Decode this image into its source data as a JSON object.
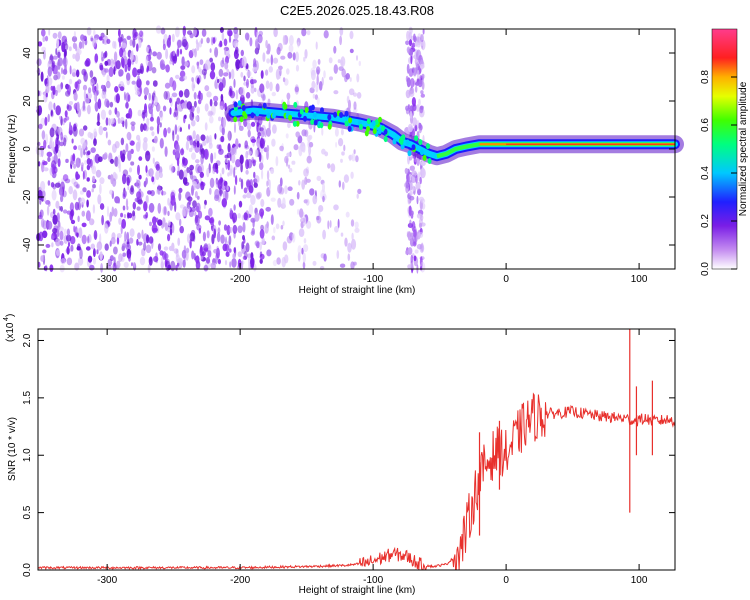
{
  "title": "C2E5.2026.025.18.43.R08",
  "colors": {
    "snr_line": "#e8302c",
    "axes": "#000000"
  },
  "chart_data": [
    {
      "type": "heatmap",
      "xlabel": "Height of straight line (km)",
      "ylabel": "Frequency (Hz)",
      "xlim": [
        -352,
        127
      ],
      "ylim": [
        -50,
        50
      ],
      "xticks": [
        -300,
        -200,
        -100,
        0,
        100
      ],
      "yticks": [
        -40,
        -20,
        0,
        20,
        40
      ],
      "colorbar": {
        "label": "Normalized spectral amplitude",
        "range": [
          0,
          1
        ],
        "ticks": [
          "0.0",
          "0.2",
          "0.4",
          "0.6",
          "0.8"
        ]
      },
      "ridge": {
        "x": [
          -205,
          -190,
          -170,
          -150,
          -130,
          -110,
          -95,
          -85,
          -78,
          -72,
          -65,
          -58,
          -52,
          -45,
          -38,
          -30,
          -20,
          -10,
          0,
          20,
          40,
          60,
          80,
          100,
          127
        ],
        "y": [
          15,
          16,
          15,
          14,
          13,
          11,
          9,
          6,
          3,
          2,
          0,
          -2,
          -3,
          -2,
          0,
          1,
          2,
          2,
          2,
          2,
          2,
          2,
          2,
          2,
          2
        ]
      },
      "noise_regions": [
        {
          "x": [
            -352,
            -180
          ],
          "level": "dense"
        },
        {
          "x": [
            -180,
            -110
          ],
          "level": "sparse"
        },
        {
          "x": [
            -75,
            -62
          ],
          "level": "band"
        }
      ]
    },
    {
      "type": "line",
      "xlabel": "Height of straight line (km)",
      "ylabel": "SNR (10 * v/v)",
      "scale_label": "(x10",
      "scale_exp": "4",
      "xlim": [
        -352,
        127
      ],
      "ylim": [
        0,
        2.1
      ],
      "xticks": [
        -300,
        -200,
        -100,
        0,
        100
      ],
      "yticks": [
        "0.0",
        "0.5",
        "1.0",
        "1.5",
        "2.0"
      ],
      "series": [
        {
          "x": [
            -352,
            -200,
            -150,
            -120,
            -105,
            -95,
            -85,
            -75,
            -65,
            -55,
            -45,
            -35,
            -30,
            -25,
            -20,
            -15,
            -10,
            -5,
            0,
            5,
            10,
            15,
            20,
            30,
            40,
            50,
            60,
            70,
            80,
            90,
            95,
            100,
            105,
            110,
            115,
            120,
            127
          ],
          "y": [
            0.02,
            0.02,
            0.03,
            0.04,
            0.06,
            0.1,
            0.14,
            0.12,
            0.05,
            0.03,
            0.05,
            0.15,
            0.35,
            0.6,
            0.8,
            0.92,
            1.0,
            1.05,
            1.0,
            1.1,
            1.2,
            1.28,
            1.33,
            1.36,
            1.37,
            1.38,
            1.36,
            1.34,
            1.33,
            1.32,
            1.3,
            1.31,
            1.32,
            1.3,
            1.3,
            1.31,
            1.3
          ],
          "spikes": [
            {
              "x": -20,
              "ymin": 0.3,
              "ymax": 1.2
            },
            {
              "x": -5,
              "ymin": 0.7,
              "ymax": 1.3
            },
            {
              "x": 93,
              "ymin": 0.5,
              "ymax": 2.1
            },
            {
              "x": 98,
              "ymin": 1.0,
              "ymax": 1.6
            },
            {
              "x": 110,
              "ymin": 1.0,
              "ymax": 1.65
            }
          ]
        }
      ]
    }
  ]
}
--
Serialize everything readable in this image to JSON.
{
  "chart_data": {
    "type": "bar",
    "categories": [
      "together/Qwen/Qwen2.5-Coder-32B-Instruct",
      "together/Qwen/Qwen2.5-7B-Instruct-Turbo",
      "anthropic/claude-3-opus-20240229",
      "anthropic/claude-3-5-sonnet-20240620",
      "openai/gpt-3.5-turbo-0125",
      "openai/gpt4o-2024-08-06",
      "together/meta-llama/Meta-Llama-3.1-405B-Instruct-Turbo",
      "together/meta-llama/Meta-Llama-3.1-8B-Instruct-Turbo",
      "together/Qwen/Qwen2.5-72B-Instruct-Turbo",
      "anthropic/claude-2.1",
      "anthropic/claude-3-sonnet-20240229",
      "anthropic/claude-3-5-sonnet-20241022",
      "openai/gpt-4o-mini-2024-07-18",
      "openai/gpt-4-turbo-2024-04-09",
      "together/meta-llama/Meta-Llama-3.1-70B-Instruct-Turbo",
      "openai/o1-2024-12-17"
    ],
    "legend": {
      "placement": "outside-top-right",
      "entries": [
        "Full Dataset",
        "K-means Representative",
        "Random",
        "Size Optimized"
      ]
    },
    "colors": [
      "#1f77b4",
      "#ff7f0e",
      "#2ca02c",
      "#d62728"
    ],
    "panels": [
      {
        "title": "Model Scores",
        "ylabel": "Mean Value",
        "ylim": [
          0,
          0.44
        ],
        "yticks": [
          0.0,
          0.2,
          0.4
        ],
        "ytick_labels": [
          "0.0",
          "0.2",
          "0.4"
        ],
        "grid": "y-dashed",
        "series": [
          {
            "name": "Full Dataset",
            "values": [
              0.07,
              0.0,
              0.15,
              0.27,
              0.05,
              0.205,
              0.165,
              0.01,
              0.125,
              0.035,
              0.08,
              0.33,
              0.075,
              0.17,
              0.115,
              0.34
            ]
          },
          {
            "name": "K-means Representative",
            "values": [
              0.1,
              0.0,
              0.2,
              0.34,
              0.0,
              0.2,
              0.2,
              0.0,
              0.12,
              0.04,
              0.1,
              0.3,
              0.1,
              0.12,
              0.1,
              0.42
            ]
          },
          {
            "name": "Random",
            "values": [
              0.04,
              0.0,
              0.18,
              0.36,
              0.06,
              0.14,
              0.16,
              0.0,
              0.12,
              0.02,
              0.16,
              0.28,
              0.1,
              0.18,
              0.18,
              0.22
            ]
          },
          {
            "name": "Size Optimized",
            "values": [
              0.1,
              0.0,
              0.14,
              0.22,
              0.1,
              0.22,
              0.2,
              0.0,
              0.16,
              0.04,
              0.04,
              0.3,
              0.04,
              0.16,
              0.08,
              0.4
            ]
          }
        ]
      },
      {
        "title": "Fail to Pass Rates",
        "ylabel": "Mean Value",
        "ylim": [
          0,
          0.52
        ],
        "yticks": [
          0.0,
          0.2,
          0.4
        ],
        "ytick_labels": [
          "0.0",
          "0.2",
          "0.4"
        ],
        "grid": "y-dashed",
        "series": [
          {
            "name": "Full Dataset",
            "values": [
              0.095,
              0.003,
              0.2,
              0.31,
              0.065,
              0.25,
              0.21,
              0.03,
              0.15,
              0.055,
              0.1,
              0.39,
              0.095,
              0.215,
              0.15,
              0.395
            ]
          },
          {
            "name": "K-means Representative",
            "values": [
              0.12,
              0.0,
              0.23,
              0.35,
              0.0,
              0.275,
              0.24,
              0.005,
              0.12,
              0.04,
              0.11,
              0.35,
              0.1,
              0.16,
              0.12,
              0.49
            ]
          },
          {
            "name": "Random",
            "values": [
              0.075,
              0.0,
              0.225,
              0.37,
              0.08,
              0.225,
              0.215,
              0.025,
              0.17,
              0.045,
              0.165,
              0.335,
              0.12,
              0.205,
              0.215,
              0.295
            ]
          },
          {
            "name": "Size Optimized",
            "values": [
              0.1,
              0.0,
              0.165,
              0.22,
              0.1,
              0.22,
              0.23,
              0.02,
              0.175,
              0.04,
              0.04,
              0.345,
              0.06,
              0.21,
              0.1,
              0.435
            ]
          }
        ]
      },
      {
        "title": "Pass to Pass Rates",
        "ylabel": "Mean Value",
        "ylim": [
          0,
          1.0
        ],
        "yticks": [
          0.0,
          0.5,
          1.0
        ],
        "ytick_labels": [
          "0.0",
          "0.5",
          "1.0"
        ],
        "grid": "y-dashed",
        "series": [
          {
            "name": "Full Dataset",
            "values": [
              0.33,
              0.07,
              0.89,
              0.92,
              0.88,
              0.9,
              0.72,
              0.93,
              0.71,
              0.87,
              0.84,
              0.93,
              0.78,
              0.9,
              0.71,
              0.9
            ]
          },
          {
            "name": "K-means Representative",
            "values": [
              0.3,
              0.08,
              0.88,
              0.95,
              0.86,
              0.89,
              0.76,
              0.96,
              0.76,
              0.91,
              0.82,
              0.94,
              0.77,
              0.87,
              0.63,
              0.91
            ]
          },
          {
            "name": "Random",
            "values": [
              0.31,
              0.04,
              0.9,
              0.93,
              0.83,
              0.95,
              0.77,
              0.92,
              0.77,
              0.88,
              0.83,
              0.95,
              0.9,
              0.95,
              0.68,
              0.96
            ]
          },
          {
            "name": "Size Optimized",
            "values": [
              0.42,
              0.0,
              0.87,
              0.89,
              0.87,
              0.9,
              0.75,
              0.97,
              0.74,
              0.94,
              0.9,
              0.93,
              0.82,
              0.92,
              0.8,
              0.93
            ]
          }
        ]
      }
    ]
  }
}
--
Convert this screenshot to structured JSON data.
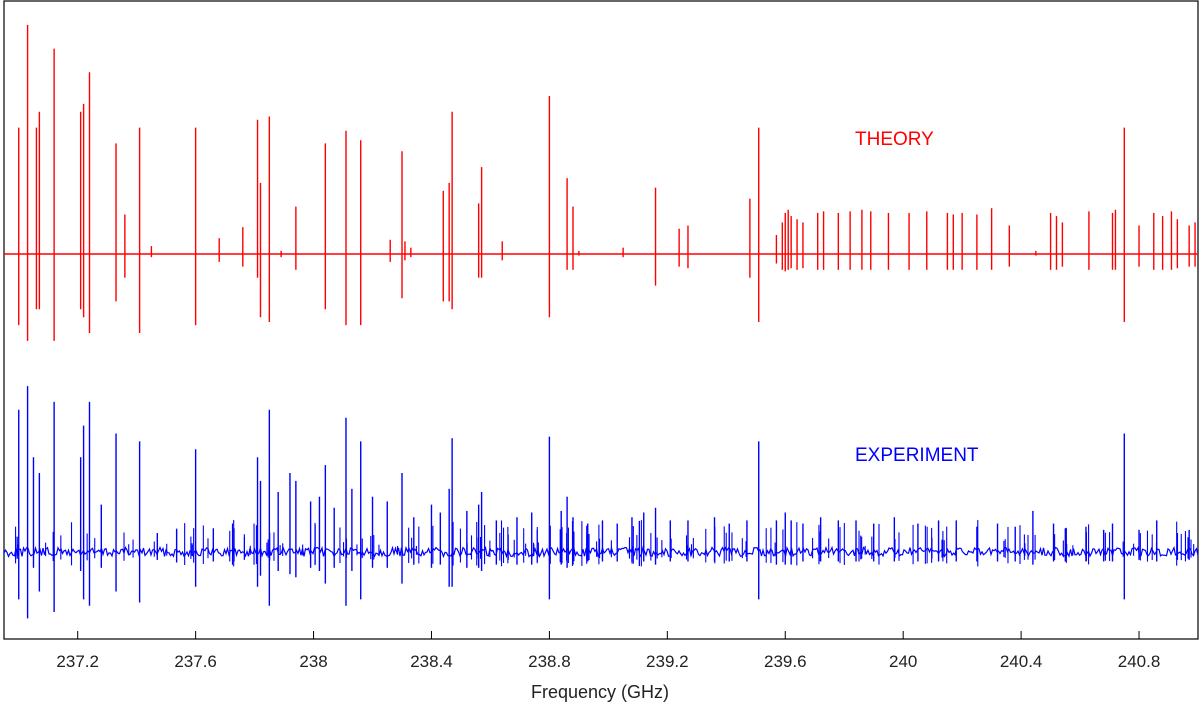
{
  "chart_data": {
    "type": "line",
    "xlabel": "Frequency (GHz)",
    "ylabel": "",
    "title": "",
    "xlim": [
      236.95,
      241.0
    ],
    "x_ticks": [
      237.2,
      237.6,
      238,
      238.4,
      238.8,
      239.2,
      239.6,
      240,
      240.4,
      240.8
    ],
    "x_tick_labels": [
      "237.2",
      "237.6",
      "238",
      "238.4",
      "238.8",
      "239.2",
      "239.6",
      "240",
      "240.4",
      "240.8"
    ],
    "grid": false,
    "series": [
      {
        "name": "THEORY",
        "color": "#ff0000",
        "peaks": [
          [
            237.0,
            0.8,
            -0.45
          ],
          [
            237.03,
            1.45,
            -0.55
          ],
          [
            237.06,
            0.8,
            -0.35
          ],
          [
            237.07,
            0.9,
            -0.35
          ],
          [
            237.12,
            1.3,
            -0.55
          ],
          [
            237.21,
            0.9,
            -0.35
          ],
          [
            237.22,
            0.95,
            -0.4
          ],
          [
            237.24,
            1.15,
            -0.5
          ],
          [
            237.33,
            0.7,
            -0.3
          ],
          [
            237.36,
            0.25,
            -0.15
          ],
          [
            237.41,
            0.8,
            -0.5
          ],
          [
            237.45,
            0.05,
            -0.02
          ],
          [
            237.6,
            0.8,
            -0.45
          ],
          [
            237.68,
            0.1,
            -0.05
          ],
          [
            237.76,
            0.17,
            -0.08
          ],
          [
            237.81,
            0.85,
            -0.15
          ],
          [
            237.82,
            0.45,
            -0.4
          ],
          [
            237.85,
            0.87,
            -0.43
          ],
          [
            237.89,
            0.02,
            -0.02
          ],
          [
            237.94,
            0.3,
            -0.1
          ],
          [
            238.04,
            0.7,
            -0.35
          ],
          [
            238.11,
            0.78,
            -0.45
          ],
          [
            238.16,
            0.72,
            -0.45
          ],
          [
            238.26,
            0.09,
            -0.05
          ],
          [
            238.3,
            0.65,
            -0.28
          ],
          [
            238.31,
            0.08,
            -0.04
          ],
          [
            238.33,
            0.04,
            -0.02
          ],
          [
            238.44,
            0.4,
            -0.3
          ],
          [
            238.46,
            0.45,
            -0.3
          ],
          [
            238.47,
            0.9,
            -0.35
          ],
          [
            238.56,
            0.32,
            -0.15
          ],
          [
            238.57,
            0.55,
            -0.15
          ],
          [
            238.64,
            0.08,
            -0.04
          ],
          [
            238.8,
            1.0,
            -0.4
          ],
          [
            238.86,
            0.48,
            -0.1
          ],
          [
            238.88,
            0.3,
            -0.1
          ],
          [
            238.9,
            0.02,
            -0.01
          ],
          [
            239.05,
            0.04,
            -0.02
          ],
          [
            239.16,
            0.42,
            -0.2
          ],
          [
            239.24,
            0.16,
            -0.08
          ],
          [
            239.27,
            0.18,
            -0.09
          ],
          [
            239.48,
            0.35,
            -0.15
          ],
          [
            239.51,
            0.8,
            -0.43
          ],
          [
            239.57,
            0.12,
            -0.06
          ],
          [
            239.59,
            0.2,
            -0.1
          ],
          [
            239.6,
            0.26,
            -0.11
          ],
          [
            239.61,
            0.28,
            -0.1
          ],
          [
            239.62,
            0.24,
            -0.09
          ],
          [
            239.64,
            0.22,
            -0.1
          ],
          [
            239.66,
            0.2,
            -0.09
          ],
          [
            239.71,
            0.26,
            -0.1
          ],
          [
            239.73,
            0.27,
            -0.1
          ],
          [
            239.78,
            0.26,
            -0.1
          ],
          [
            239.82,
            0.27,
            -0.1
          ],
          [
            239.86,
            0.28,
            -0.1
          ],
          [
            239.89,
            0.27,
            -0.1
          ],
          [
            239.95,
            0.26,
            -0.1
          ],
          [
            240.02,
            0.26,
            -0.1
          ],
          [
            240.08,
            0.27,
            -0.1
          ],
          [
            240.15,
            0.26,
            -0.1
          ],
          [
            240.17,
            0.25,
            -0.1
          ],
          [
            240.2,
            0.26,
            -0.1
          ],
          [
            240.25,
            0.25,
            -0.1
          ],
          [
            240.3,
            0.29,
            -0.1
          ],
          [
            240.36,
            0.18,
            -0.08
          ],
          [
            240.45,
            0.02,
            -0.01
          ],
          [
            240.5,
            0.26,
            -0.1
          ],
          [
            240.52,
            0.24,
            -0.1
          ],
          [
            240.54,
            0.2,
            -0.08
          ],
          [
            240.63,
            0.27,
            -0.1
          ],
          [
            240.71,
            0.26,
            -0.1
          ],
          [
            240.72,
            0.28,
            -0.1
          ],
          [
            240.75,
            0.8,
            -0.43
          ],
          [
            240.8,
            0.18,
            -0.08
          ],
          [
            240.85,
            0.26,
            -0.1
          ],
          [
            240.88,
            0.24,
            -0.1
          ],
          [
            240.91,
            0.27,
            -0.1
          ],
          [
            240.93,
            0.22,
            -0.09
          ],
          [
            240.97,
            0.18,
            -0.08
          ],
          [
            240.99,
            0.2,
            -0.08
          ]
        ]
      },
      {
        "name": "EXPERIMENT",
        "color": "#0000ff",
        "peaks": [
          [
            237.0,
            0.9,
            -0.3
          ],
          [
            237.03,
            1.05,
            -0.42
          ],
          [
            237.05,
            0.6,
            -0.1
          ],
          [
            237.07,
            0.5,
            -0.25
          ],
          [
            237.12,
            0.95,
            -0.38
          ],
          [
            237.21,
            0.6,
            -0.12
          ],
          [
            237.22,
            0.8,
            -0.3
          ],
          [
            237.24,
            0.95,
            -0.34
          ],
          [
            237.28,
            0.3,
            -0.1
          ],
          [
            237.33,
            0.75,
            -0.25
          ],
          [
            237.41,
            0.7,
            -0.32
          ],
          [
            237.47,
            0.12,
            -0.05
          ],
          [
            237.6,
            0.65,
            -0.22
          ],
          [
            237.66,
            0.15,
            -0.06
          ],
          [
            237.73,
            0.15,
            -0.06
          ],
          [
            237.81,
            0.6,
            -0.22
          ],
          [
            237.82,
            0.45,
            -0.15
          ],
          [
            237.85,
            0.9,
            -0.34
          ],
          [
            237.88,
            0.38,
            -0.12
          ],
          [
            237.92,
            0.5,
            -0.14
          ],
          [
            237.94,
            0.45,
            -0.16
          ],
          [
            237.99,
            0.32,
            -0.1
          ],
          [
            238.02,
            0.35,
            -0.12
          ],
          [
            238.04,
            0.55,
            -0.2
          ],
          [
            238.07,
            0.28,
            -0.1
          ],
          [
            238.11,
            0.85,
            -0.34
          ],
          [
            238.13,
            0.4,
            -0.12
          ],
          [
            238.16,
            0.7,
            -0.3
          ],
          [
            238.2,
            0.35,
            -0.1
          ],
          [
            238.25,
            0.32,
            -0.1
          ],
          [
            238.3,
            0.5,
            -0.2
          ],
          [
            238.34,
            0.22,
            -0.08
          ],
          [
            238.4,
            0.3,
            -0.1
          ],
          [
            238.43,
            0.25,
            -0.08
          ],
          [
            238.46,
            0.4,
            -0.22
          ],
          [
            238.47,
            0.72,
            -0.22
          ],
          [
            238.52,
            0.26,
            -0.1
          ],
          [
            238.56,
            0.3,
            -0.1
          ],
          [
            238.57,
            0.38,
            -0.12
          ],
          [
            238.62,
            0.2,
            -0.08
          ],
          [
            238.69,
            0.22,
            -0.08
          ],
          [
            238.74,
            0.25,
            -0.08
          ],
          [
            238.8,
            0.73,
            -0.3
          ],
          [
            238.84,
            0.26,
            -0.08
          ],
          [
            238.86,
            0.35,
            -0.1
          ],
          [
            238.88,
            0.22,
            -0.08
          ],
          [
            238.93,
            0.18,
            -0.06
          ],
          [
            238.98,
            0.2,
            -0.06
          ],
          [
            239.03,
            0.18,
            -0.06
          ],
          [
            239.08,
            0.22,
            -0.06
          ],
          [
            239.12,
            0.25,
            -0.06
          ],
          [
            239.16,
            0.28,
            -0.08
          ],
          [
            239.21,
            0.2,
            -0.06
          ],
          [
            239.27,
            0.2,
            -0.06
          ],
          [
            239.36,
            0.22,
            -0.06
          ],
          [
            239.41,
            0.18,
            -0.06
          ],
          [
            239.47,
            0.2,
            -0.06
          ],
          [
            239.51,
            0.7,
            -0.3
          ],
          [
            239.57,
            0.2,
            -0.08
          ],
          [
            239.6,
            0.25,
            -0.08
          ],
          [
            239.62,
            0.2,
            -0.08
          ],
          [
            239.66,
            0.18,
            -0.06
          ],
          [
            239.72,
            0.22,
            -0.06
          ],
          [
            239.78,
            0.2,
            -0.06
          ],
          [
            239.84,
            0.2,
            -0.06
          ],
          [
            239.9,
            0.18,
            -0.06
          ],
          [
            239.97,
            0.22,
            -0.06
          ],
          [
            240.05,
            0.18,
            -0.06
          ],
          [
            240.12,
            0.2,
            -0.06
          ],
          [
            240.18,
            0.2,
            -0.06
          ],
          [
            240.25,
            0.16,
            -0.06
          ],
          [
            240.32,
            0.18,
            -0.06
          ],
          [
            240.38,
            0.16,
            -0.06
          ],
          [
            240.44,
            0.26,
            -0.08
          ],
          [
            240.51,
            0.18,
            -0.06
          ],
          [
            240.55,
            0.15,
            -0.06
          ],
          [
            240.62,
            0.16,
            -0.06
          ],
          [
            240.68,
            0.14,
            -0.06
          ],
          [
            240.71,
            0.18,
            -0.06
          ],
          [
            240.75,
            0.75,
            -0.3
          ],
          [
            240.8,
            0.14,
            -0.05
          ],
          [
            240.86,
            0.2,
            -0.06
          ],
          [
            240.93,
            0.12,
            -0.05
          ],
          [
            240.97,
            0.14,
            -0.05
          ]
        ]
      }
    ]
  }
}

### [What is needed]
Return all lines containing "JSON".

### [Written answer]
Decode this image into its source data as a JSON object.
Serialize everything readable in this image to JSON.
Convert this screenshot to structured JSON data.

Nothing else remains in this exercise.